Extract all lines from the data beneath that include the word "caption".

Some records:

■ ■ ■

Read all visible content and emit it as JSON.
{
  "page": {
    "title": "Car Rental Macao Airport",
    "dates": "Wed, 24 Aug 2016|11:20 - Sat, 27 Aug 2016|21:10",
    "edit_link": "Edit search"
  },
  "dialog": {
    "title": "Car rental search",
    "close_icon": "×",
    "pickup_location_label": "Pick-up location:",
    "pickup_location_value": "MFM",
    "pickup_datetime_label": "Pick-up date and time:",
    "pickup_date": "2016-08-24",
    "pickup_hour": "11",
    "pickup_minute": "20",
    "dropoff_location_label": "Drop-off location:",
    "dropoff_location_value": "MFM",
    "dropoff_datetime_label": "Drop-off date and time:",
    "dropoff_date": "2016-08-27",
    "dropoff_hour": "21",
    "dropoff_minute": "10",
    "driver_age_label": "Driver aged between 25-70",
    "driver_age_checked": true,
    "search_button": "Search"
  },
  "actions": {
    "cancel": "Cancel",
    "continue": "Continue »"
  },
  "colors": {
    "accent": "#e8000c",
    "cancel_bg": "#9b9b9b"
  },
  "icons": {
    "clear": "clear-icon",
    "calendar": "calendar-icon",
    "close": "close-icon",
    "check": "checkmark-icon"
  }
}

■ ■ ■

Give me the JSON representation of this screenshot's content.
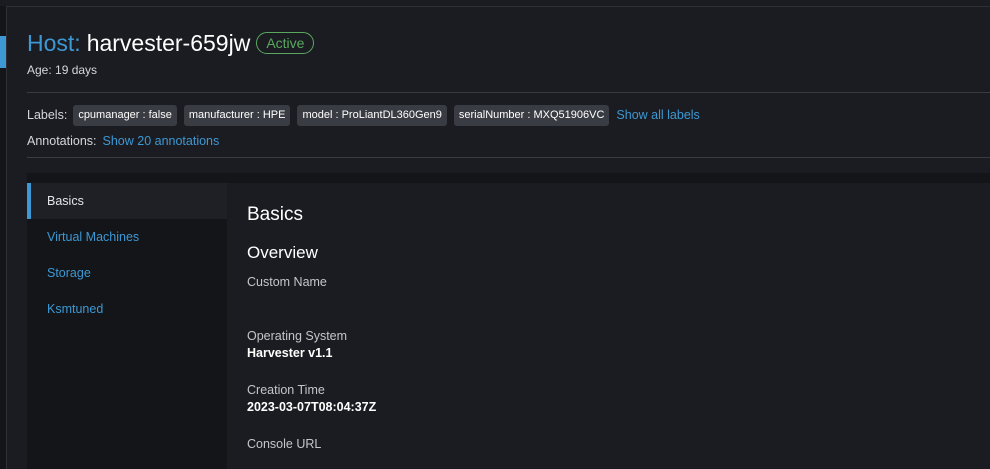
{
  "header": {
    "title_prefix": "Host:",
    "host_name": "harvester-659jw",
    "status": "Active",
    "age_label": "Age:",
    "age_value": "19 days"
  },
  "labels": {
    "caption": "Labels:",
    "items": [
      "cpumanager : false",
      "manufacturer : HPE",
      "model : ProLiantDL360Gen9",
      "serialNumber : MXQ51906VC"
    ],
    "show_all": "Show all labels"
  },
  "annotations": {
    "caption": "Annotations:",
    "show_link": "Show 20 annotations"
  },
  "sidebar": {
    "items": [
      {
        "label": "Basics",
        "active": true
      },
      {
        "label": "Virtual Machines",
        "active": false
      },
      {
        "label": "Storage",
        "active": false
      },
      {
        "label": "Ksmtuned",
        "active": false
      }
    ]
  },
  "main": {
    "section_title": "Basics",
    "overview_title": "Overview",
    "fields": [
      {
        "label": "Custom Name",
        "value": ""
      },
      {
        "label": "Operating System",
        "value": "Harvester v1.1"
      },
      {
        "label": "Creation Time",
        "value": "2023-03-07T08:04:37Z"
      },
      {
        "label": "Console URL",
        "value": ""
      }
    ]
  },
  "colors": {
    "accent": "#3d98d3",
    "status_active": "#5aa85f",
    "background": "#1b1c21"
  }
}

■ ■ ■

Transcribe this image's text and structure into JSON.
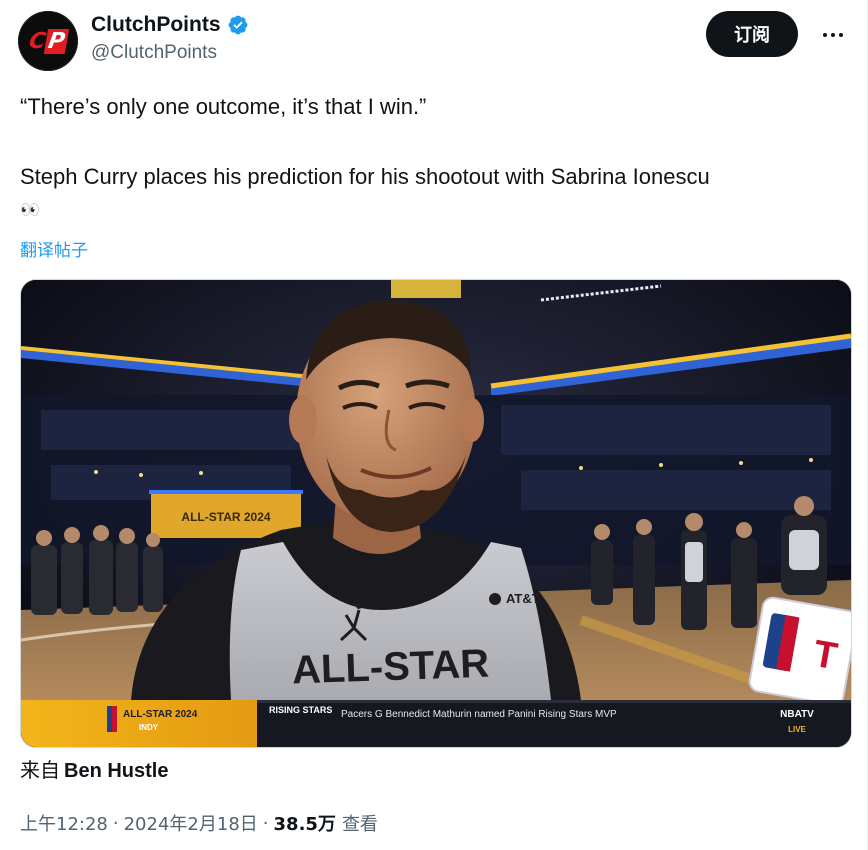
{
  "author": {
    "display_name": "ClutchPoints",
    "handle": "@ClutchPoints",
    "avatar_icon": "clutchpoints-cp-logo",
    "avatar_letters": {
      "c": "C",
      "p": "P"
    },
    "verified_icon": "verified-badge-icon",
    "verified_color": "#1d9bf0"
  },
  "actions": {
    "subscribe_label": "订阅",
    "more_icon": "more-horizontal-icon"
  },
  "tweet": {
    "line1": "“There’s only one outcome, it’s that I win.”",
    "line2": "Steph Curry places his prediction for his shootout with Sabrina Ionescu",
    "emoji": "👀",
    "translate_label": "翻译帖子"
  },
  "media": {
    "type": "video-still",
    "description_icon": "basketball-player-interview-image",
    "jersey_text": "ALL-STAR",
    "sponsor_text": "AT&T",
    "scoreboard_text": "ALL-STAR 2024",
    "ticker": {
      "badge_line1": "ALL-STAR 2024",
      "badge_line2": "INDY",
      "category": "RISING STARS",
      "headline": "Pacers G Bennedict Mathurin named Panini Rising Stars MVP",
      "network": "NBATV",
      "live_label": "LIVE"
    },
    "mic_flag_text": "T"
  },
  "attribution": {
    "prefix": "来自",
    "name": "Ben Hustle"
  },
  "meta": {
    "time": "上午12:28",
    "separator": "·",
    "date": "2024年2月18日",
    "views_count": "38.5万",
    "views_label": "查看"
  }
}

■ ■ ■

RESPONSE TO THIS EXERCISE -
    "caption": "Labels:",
    "caption": "Annotations:",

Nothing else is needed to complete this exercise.